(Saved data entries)

- - -

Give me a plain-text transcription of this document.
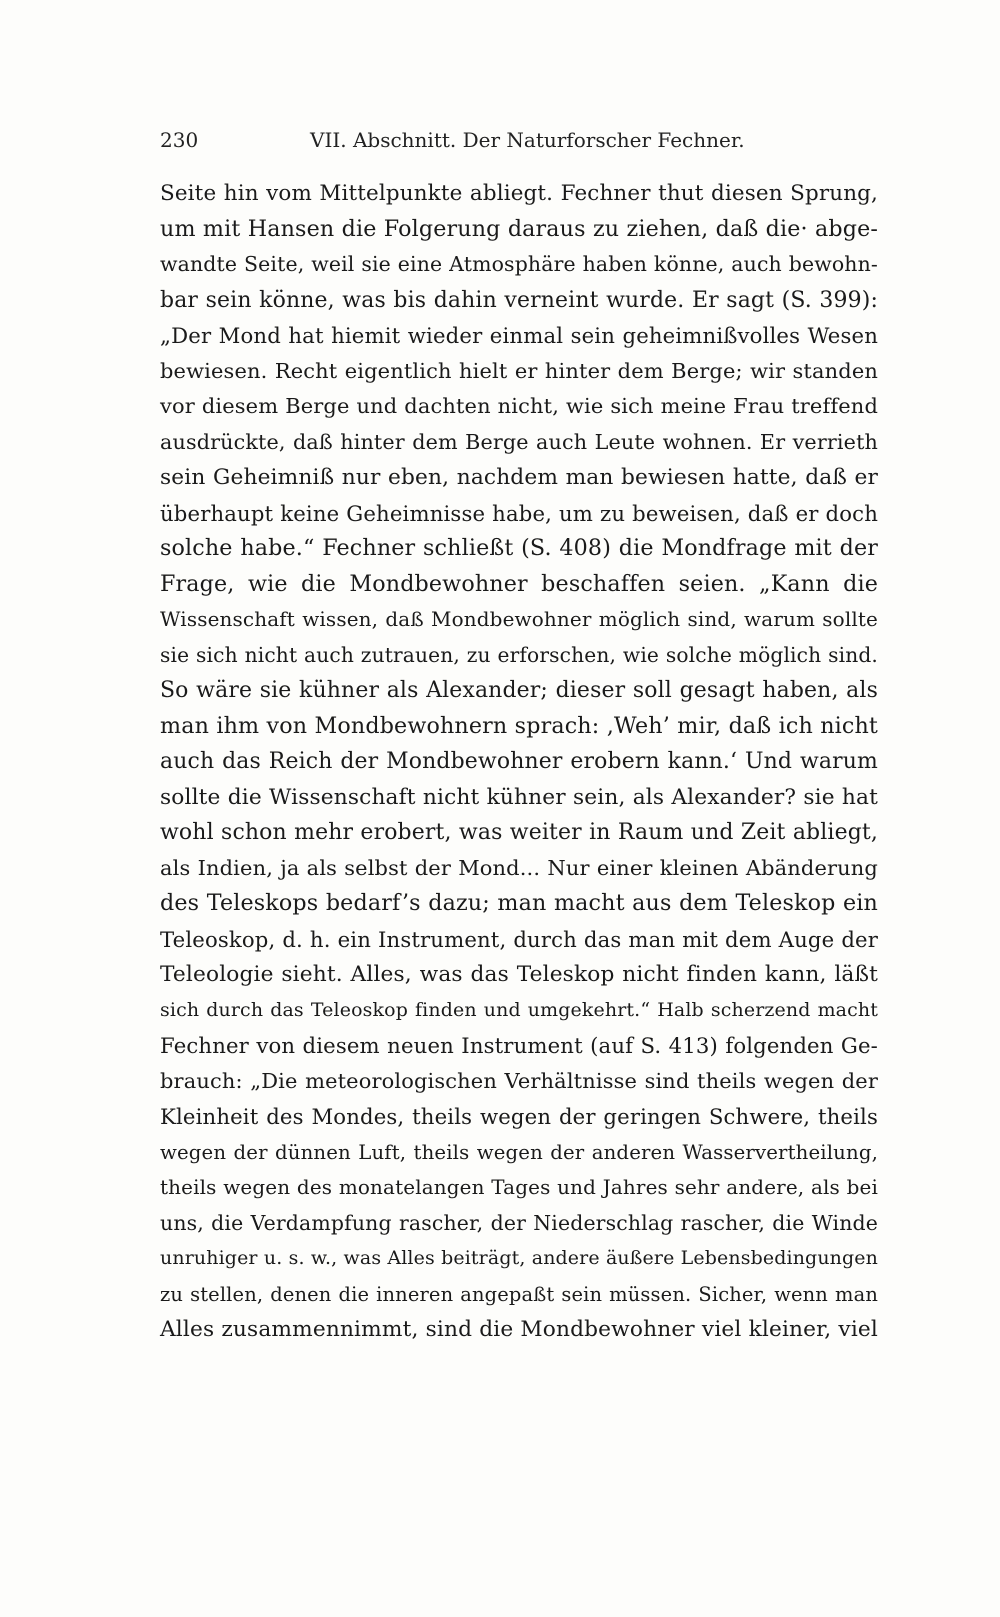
230	VII. Abschnitt. Der Naturforscher Fechner.
Seite hin vom Mittelpunkte abliegt. Fechner thut diesen Sprung,
um mit Hansen die Folgerung daraus zu ziehen, daß die· abge-
wandte Seite, weil sie eine Atmosphäre haben könne, auch bewohn-
bar sein könne, was bis dahin verneint wurde. Er sagt (S. 399):
„Der Mond hat hiemit wieder einmal sein geheimnißvolles Wesen
bewiesen. Recht eigentlich hielt er hinter dem Berge; wir standen
vor diesem Berge und dachten nicht, wie sich meine Frau treffend
ausdrückte, daß hinter dem Berge auch Leute wohnen. Er verrieth
sein Geheimniß nur eben, nachdem man bewiesen hatte, daß er
überhaupt keine Geheimnisse habe, um zu beweisen, daß er doch
solche habe.“ Fechner schließt (S. 408) die Mondfrage mit der
Frage, wie die Mondbewohner beschaffen seien. „Kann die
Wissenschaft wissen, daß Mondbewohner möglich sind, warum sollte
sie sich nicht auch zutrauen, zu erforschen, wie solche möglich sind.
So wäre sie kühner als Alexander; dieser soll gesagt haben, als
man ihm von Mondbewohnern sprach: ‚Weh’ mir, daß ich nicht
auch das Reich der Mondbewohner erobern kann.‘ Und warum
sollte die Wissenschaft nicht kühner sein, als Alexander? sie hat
wohl schon mehr erobert, was weiter in Raum und Zeit abliegt,
als Indien, ja als selbst der Mond... Nur einer kleinen Abänderung
des Teleskops bedarf’s dazu; man macht aus dem Teleskop ein
Teleoskop, d. h. ein Instrument, durch das man mit dem Auge der
Teleologie sieht. Alles, was das Teleskop nicht finden kann, läßt
sich durch das Teleoskop finden und umgekehrt.“ Halb scherzend macht
Fechner von diesem neuen Instrument (auf S. 413) folgenden Ge-
brauch: „Die meteorologischen Verhältnisse sind theils wegen der
Kleinheit des Mondes, theils wegen der geringen Schwere, theils
wegen der dünnen Luft, theils wegen der anderen Wasservertheilung,
theils wegen des monatelangen Tages und Jahres sehr andere, als bei
uns, die Verdampfung rascher, der Niederschlag rascher, die Winde
unruhiger u. s. w., was Alles beiträgt, andere äußere Lebensbedingungen
zu stellen, denen die inneren angepaßt sein müssen. Sicher, wenn man
Alles zusammennimmt, sind die Mondbewohner viel kleiner, viel
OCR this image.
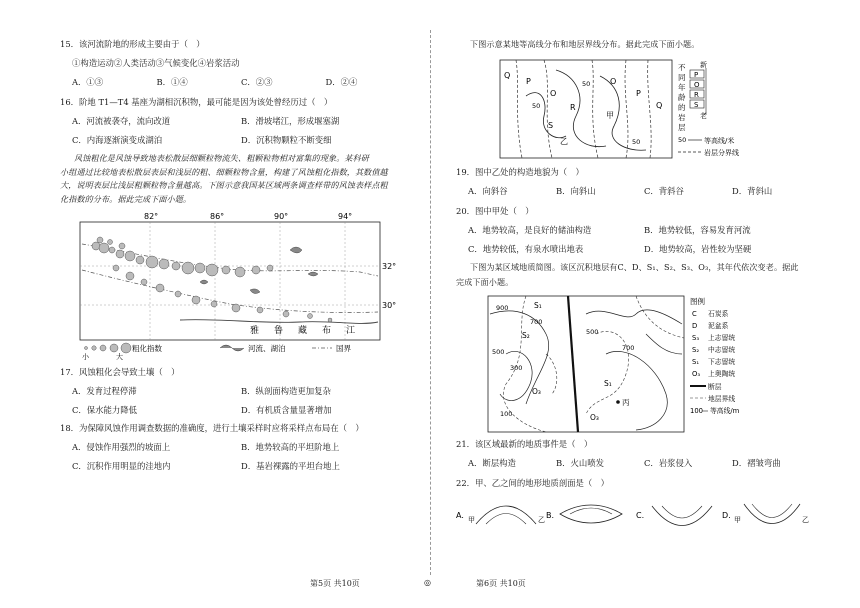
15．该河流阶地的形成主要由于（　）
①构造运动②人类活动③气候变化④岩浆活动
A．①③	B．①④	C．②③	D．②④
16．阶地 T1—T4 基座为湖相沉积物，最可能是因为该处曾经历过（　）
A．河流被袭夺，流向改道	B．滑坡堵江，形成堰塞湖
C．内海逐渐演变成湖泊	D．沉积物颗粒不断变细
风蚀粗化是风蚀导致地表松散层细颗粒物流失、粗颗粒物相对富集的现象。某科研
小组通过比较地表松散层表层和浅层的粗、细颗粒物含量，构建了风蚀粗化指数，其数值越
大，说明表层比浅层粗颗粒物含量越高。下图示意我国某区域两条调查样带的风蚀表样点粗
化指数的分布。据此完成下面小题。
82°	86°	90°	94°
32°
30°
雅 鲁 藏 布 江
粗化指数
小	大
河流、湖泊	国界
17．风蚀粗化会导致土壤（　）
A．发育过程停滞	B．纵剖面构造更加复杂
C．保水能力降低	D．有机质含量显著增加
18．为保障风蚀作用调查数据的准确度，进行土壤采样时应将采样点布局在（　）
A．侵蚀作用强烈的坡面上	B．地势较高的平坦阶地上
C．沉积作用明显的洼地内	D．基岩裸露的平坦台地上
下图示意某地等高线分布和地层界线分布。据此完成下面小题。
Q
P
O
R
S
甲
乙
O
P
Q
50
50
50
不
同
年
龄
的
岩
层
新
P
O
R
S
老
50	等高线/米
岩层分界线
19．图中乙处的构造地貌为（　）
A．向斜谷	B．向斜山	C．背斜谷	D．背斜山
20．图中甲处（　）
A．地势较高，是良好的储油构造	B．地势较低，容易发育河流
C．地势较低，有泉水喷出地表	D．地势较高，岩性较为坚硬
下图为某区域地质简图。该区沉积地层有C、D、S₁、S₂、S₃、O₃，其年代依次变老。据此
完成下面小题。
900
700
500
500
300
100
700
S₁
S₂
O₃
S₁
O₃
丙
图例
C 石炭系
D 泥盆系
S₃ 上志留统
S₂ 中志留统
S₁ 下志留统
O₃ 上奥陶统
断层
地层界线
100 等高线/m
21．该区域最新的地质事件是（　）
A．断层构造	B．火山喷发	C．岩浆侵入	D．褶皱弯曲
22．甲、乙之间的地形地质剖面是（　）
A. 甲	乙 B.	C.	D. 甲	乙
第5页 共10页	◎	第6页 共10页
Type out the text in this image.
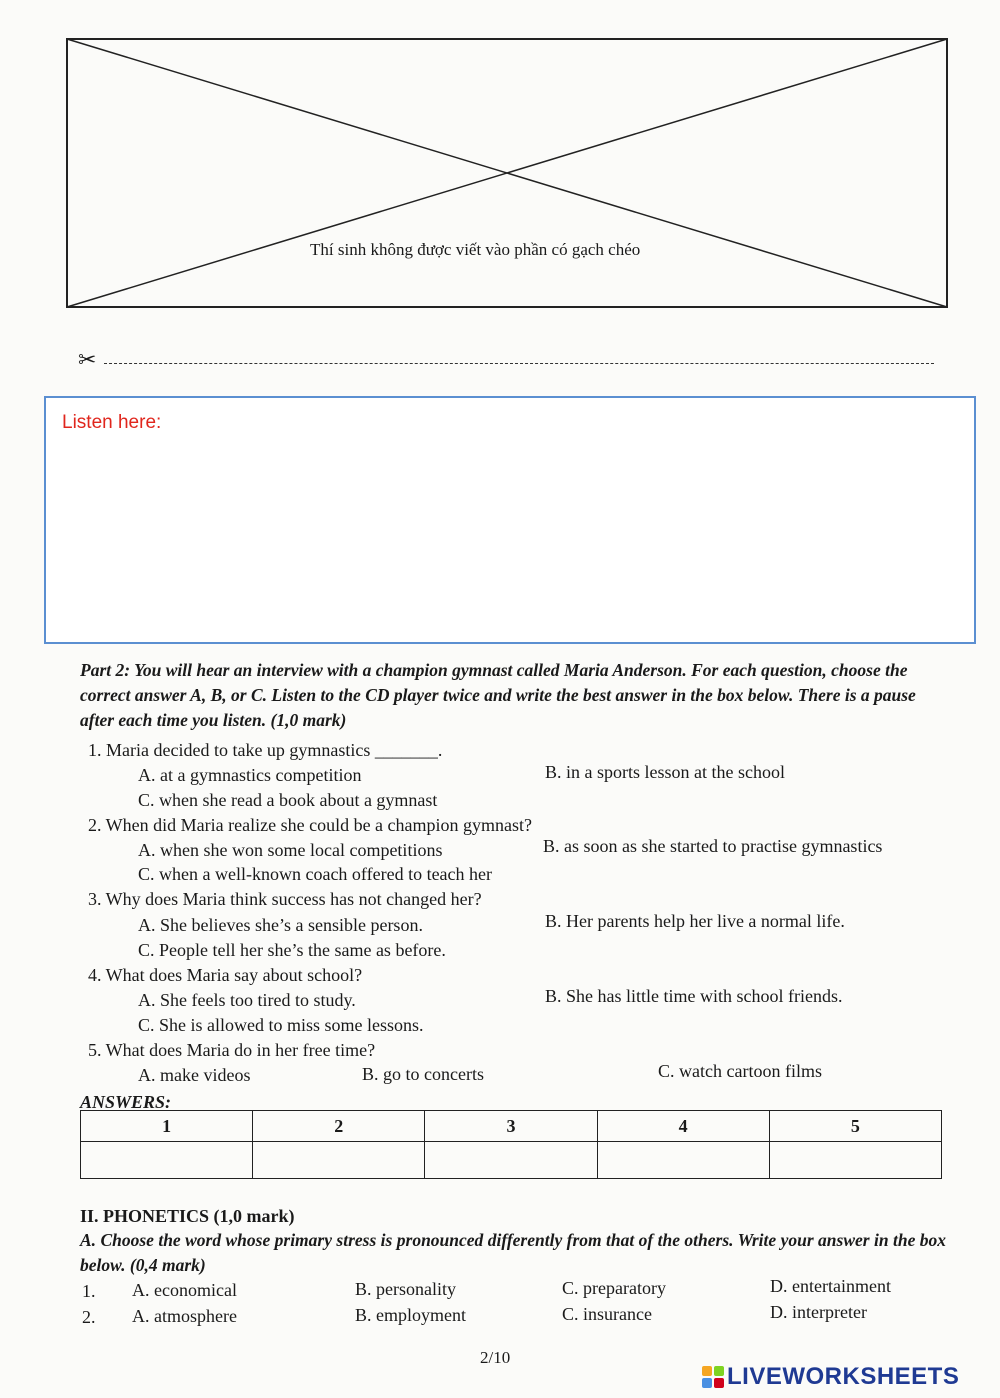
Thí sinh không được viết vào phần có gạch chéo
✂
Listen here:
Part 2: You will hear an interview with a champion gymnast called Maria Anderson. For each question, choose the correct answer A, B, or C. Listen to the CD player twice and write the best answer in the box below. There is a pause after each time you listen. (1,0 mark)
1. Maria decided to take up gymnastics _______.
A. at a gymnastics competition	B. in a sports lesson at the school
C. when she read a book about a gymnast
2. When did Maria realize she could be a champion gymnast?
A. when she won some local competitions	B. as soon as she started to practise gymnastics
C. when a well-known coach offered to teach her
3. Why does Maria think success has not changed her?
A. She believes she’s a sensible person.	B. Her parents help her live a normal life.
C. People tell her she’s the same as before.
4. What does Maria say about school?
A. She feels too tired to study.	B. She has little time with school friends.
C. She is allowed to miss some lessons.
5. What does Maria do in her free time?
A. make videos	B. go to concerts	C. watch cartoon films
ANSWERS:
1	2	3	4	5

II. PHONETICS (1,0 mark)
A. Choose the word whose primary stress is pronounced differently from that of the others. Write your answer in the box below. (0,4 mark)
1. A. economical	B. personality	C. preparatory	D. entertainment
2. A. atmosphere	B. employment	C. insurance	D. interpreter
2/10
LIVEWORKSHEETS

- - -

## Work instructions
Find every line in the listing that holds the string "champion", then say how many there are as a bare number.

## Solution for this problem
2